**Problem description**
From the entries below, copy every line holding the word "this".

>> Begin Excerpted data

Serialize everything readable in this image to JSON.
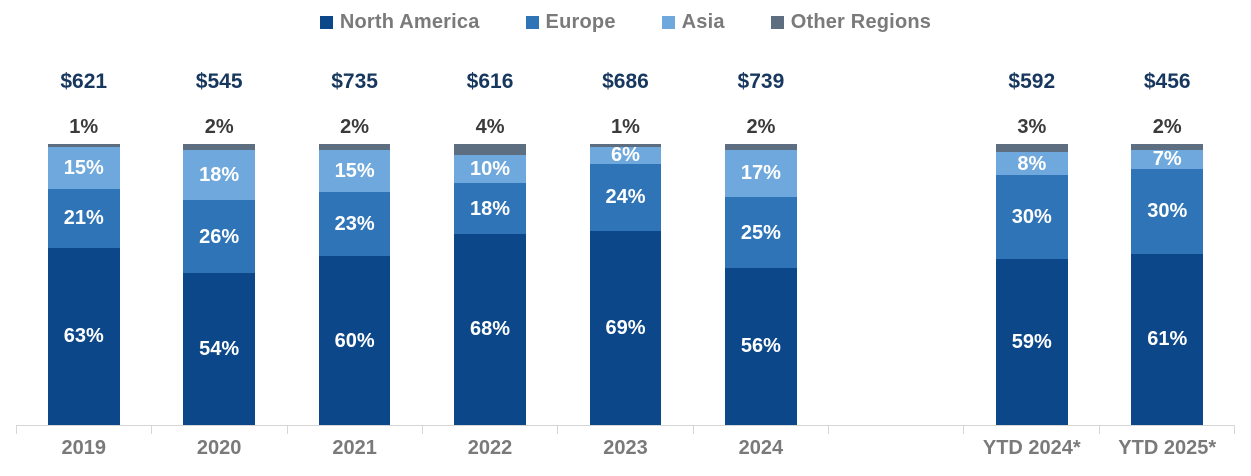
{
  "legend": {
    "items": [
      {
        "key": "na",
        "label": "North America",
        "color": "#0C478A"
      },
      {
        "key": "europe",
        "label": "Europe",
        "color": "#2F74B7"
      },
      {
        "key": "asia",
        "label": "Asia",
        "color": "#6FA8DC"
      },
      {
        "key": "other",
        "label": "Other Regions",
        "color": "#5C6E80"
      }
    ]
  },
  "chart_data": {
    "type": "bar",
    "variant": "100-percent-stacked-column",
    "legend_position": "top",
    "grid": false,
    "axis_line": true,
    "value_suffix": "%",
    "categories": [
      "2019",
      "2020",
      "2021",
      "2022",
      "2023",
      "2024",
      "YTD 2024*",
      "YTD 2025*"
    ],
    "totals": [
      621,
      545,
      735,
      616,
      686,
      739,
      592,
      456
    ],
    "totals_format": "$ millions (as shown: $621)",
    "series": [
      {
        "key": "na",
        "name": "North America",
        "color": "#0C478A",
        "values": [
          63,
          54,
          60,
          68,
          69,
          56,
          59,
          61
        ]
      },
      {
        "key": "europe",
        "name": "Europe",
        "color": "#2F74B7",
        "values": [
          21,
          26,
          23,
          18,
          24,
          25,
          30,
          30
        ]
      },
      {
        "key": "asia",
        "name": "Asia",
        "color": "#6FA8DC",
        "values": [
          15,
          18,
          15,
          10,
          6,
          17,
          8,
          7
        ]
      },
      {
        "key": "other",
        "name": "Other Regions",
        "color": "#5C6E80",
        "values": [
          1,
          2,
          2,
          4,
          1,
          2,
          3,
          2
        ]
      }
    ]
  },
  "bars": [
    {
      "category": "2019",
      "total": "$621",
      "other_pct": "1%",
      "asia_pct": "15%",
      "europe_pct": "21%",
      "na_pct": "63%"
    },
    {
      "category": "2020",
      "total": "$545",
      "other_pct": "2%",
      "asia_pct": "18%",
      "europe_pct": "26%",
      "na_pct": "54%"
    },
    {
      "category": "2021",
      "total": "$735",
      "other_pct": "2%",
      "asia_pct": "15%",
      "europe_pct": "23%",
      "na_pct": "60%"
    },
    {
      "category": "2022",
      "total": "$616",
      "other_pct": "4%",
      "asia_pct": "10%",
      "europe_pct": "18%",
      "na_pct": "68%"
    },
    {
      "category": "2023",
      "total": "$686",
      "other_pct": "1%",
      "asia_pct": "6%",
      "europe_pct": "24%",
      "na_pct": "69%"
    },
    {
      "category": "2024",
      "total": "$739",
      "other_pct": "2%",
      "asia_pct": "17%",
      "europe_pct": "25%",
      "na_pct": "56%"
    },
    {
      "category": "YTD 2024*",
      "total": "$592",
      "other_pct": "3%",
      "asia_pct": "8%",
      "europe_pct": "30%",
      "na_pct": "59%"
    },
    {
      "category": "YTD 2025*",
      "total": "$456",
      "other_pct": "2%",
      "asia_pct": "7%",
      "europe_pct": "30%",
      "na_pct": "61%"
    }
  ]
}
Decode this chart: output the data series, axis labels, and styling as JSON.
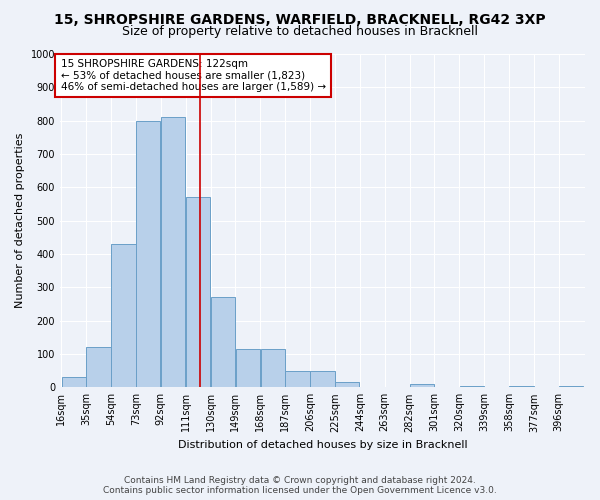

>> End Excerpted data

**Solution**
Serialize everything readable in this image to JSON.
Decode this chart: output the data series, axis labels, and styling as JSON.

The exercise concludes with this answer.